(Recorded information):

[Begin]

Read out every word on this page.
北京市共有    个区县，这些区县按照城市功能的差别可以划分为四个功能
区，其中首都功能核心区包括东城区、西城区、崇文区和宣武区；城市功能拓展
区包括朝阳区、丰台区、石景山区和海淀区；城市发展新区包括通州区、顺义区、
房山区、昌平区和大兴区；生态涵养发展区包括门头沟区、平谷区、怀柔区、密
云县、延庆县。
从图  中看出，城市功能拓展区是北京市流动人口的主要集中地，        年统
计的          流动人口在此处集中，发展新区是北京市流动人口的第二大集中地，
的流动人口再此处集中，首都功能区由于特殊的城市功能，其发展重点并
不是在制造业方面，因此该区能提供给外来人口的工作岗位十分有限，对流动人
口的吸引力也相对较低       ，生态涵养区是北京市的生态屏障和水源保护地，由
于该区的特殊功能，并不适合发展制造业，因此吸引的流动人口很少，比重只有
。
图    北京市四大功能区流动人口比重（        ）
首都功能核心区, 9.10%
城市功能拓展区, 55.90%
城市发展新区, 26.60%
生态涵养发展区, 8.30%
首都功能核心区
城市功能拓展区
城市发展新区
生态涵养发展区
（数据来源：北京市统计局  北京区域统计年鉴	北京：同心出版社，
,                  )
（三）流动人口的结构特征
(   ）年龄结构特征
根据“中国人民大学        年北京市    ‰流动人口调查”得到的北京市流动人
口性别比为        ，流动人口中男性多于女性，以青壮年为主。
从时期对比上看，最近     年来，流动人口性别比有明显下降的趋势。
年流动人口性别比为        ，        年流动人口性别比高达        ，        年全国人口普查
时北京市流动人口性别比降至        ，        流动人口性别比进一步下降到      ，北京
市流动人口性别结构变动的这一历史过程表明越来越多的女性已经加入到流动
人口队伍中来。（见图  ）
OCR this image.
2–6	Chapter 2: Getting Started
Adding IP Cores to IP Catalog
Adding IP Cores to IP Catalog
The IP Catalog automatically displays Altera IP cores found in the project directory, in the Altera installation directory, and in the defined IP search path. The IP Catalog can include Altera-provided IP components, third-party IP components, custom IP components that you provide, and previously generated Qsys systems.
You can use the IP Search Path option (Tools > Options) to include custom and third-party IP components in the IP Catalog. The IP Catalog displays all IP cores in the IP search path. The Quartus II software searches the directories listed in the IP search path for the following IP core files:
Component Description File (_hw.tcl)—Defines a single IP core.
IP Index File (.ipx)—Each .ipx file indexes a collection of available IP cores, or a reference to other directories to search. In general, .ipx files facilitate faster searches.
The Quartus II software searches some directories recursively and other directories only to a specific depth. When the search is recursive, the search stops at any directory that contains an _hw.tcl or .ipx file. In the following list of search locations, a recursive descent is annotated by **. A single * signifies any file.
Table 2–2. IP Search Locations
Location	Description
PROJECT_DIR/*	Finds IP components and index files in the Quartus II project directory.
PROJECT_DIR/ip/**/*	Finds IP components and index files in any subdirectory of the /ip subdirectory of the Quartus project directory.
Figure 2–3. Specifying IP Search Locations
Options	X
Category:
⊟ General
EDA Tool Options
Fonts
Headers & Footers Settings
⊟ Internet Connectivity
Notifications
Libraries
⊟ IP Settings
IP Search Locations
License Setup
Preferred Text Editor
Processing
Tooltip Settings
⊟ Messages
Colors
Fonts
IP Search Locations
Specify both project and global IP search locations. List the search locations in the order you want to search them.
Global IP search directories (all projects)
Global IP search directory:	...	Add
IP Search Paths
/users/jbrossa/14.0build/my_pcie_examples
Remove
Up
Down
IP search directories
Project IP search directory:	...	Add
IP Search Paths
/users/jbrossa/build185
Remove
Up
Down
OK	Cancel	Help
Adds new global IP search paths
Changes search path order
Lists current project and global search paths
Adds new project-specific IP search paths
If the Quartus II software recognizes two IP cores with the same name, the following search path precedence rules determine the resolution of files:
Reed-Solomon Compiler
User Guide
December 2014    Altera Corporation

[End]

(Exercise details): Pick out the lines that have the word "users". Copy them all.

(Answer to this exercise):
/users/jbrossa/14.0build/my_pcie_examples
/users/jbrossa/build185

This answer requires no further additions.